> Task to carry out: Find the number of lines containing the string "每半年一次" in the data. Answer with the number by itself.

________________________

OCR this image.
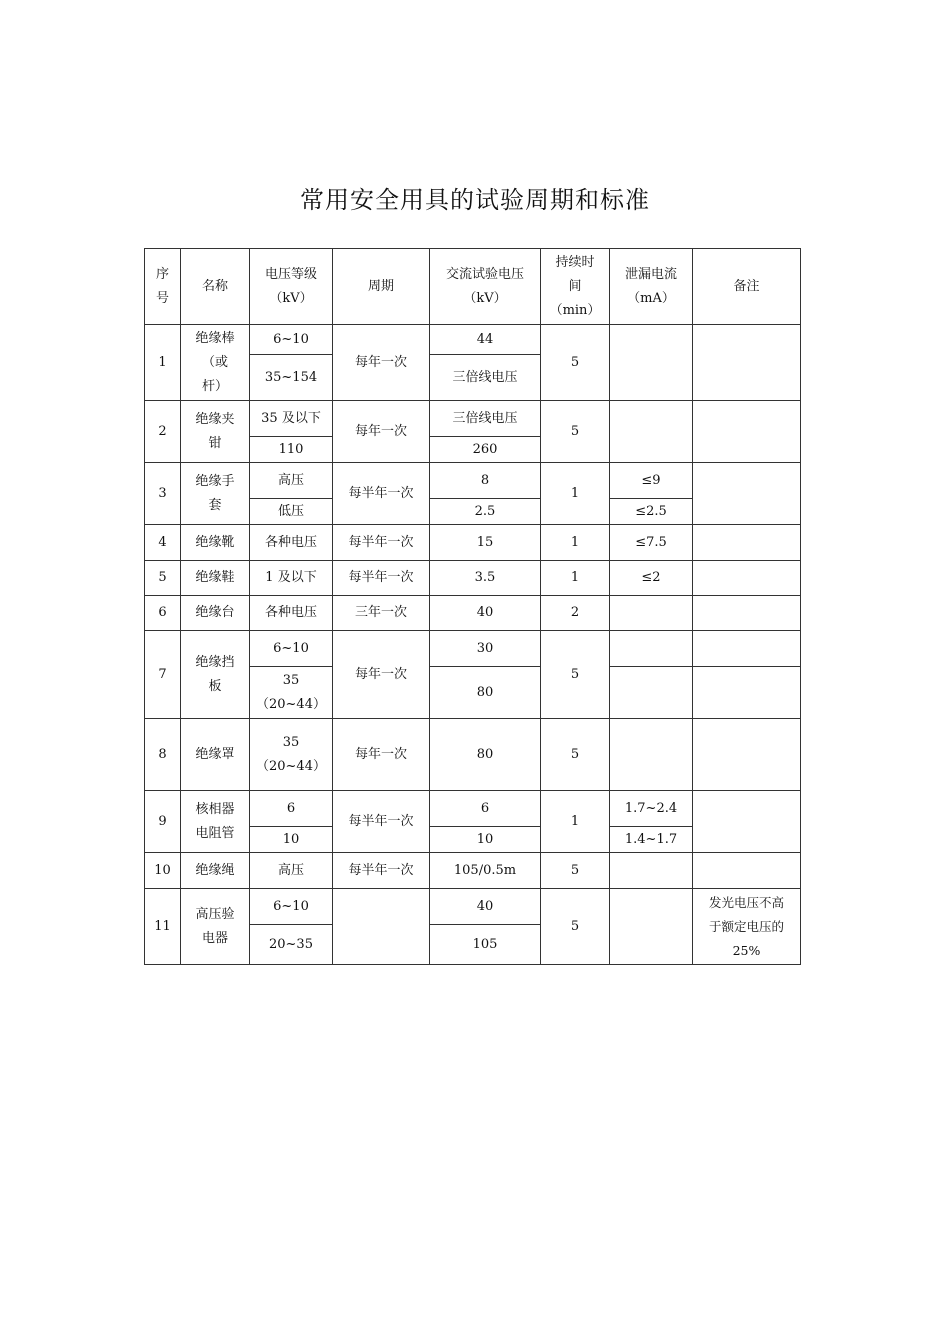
常用安全用具的试验周期和标准
序
号	名称	电压等级
（kV）	周期	交流试验电压
（kV）	持续时
间
（min）	泄漏电流
（mA）	备注
1	绝缘棒
（或
杆）	6~10	每年一次	44	5		
		35~154		三倍线电压			
2	绝缘夹
钳	35 及以下	每年一次	三倍线电压	5		
		110		260			
3	绝缘手
套	高压	每半年一次	8	1	≤9	
		低压		2.5		≤2.5	
4	绝缘靴	各种电压	每半年一次	15	1	≤7.5	
5	绝缘鞋	1 及以下	每半年一次	3.5	1	≤2	
6	绝缘台	各种电压	三年一次	40	2		
7	绝缘挡
板	6~10	每年一次	30	5		
		35
（20~44）		80			
8	绝缘罩	35
（20~44）	每年一次	80	5		
9	核相器
电阻管	6	每半年一次	6	1	1.7~2.4	
		10		10		1.4~1.7	
10	绝缘绳	高压	每半年一次	105/0.5m	5		
11	高压验
电器	6~10		40	5		发光电压不高
于额定电压的
25%
		20~35		105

________________________

> Problem solution: 5